#### Document extract ####
Quad City–style pizza is a variety of pizza originating in the Quad Cities region of the states of Illinois and Iowa in the United States.

==Characteristics==
Characteristics of Quad City–style pizza include malt in the crust, tomato sauce made with red chili flakes or cayenne pepper, toppings placed under the cheese, and being cut into strips instead of triangular slices.

== History ==

The first person to bring pizza to the Quad Cities was Tony Maniscalco Sr. in 1952. Born of two immigrant parents from Sicily, Maniscalco came to the Quad Cities from Calumet City, Illinois, where he was a butcher by trade. He developed "Quad Cities Style Pizza" using a base recipe from the Bacino family.

==Preparation==
Quad City–style pizza dough contains a "spice jam", with a heavy amount of malt, which lends it a toasted, nutty flavor. The pizzas are hand-tossed to be stretched into an even quarter-inch thin crust with a slight lip ringing the edge. The sauce contains both red chili flakes and ground cayenne pepper, and the smooth, thin tomato spread is more spicy than sweet. The sausage is typically a thick blanket of lean, fennel-flecked Italian sausage, sometimes ground twice and spread from edge to edge. The pizzas are cooked using a special gas oven with an average cooking time of about 12 minutes. The pizza is cut into strips, as opposed to being cut in triangular slices. An average 16-inch pizza has about 14 strips, and a 10-inch pizza has about 10 strips.
####
■ Exercises to complete ■
(A) Copy the stretch of the Quad City–style pizza text from "Quad City–style pizza is" through "the Bacino family.".
(B) According to the Quad City–style pizza text, how many strips does an average 16-inch pizza have?
#### Information shown ####
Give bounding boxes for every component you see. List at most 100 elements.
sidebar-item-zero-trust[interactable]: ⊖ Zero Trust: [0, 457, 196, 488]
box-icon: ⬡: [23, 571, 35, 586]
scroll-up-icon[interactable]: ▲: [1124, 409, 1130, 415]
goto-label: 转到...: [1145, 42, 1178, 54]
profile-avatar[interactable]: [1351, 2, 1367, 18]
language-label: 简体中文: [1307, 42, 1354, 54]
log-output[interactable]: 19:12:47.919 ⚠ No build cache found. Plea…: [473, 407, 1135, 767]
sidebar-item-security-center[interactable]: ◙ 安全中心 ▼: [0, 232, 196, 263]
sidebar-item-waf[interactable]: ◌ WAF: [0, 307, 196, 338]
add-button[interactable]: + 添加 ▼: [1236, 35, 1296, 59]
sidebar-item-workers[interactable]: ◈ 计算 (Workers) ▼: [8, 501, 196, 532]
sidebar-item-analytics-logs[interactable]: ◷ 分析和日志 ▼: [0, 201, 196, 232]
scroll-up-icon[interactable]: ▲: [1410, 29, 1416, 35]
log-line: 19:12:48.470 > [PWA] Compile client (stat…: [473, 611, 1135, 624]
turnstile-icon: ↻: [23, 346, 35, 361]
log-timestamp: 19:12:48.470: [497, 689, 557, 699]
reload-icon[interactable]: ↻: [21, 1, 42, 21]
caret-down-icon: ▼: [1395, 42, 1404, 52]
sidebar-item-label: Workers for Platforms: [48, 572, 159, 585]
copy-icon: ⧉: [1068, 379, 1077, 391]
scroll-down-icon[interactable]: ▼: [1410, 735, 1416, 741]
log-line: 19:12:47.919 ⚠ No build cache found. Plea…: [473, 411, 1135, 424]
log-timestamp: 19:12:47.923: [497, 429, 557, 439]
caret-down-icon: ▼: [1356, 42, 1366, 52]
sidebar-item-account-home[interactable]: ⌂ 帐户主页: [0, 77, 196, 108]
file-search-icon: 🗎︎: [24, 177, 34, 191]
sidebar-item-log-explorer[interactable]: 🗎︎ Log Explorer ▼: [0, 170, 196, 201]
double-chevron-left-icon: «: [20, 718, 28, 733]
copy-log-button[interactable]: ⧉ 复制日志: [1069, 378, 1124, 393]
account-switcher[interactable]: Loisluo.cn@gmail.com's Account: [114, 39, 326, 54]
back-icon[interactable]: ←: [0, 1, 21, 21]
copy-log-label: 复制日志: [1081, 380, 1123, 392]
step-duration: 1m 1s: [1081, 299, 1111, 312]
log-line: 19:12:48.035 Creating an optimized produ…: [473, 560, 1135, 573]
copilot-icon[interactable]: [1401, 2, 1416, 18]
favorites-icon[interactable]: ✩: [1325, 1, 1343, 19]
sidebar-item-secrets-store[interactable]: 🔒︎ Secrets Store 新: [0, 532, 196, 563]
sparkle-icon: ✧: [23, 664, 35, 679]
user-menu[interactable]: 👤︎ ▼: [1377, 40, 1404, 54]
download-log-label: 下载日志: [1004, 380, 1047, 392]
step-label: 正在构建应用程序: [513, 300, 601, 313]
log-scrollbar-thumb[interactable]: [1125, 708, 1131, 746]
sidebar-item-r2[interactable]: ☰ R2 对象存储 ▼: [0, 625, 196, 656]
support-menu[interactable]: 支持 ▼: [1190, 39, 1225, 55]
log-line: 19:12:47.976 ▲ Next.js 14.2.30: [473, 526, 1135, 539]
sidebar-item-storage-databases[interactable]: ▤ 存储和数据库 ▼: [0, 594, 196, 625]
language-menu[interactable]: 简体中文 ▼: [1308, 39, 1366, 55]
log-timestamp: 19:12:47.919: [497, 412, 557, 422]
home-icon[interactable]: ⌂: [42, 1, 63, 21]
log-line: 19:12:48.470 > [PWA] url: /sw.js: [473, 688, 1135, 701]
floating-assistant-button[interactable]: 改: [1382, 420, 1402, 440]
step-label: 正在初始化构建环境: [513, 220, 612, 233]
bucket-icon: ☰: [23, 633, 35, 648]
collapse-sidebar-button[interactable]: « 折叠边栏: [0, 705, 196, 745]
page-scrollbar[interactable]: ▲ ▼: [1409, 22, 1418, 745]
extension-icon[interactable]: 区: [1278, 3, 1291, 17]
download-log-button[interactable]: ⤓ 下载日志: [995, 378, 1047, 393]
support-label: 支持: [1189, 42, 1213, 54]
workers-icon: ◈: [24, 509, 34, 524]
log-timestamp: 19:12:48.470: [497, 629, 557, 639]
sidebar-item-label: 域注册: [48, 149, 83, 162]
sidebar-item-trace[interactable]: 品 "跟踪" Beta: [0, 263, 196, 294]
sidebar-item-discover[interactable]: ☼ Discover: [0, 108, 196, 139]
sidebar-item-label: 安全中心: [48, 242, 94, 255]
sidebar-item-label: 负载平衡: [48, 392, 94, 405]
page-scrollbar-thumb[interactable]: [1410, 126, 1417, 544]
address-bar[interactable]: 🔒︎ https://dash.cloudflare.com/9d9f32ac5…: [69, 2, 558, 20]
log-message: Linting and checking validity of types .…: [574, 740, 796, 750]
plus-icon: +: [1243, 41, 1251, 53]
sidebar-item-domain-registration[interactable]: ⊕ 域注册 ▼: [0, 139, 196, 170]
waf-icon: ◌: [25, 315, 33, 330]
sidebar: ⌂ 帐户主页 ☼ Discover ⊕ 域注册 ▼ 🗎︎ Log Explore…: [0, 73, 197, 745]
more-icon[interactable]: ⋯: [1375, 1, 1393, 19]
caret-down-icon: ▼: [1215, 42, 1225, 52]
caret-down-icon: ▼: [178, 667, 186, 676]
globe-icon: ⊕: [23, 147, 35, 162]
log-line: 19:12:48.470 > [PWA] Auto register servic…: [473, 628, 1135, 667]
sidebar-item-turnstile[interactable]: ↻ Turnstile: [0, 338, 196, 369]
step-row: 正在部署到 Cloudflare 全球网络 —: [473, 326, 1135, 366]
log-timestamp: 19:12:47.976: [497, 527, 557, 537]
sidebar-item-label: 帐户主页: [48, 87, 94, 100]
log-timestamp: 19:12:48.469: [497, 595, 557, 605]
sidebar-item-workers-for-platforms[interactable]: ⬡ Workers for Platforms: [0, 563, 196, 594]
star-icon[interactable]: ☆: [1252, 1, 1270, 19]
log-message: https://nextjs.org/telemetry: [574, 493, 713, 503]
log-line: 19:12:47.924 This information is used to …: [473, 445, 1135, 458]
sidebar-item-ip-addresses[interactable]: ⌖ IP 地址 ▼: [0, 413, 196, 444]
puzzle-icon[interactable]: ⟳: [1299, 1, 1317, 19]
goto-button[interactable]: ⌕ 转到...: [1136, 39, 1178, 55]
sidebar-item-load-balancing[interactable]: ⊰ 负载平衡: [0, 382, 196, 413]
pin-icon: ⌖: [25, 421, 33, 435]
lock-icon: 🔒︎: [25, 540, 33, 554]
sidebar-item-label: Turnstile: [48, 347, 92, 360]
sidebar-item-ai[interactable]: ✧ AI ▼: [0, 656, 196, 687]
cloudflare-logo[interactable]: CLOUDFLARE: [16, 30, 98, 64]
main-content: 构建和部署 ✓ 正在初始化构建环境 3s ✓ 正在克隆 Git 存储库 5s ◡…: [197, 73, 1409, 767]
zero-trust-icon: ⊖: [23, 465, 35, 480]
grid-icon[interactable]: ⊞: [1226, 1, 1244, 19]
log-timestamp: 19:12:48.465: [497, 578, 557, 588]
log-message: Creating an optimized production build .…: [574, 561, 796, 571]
####
■ Answers below ■
(A)
Quad City–style pizza is a variety of pizza originating in the Quad Cities region of the states of Illinois and Iowa in the United States.

==Characteristics==
Characteristics of Quad City–style pizza include malt in the crust, tomato sauce made with red chili flakes or cayenne pepper, toppings placed under the cheese, and being cut into strips instead of triangular slices.

== History ==

The first person to bring pizza to the Quad Cities was Tony Maniscalco Sr. in 1952. Born of two immigrant parents from Sicily, Maniscalco came to the Quad Cities from Calumet City, Illinois, where he was a butcher by trade. He developed "Quad Cities Style Pizza" using a base recipe from the Bacino family.

(B) About 14 strips.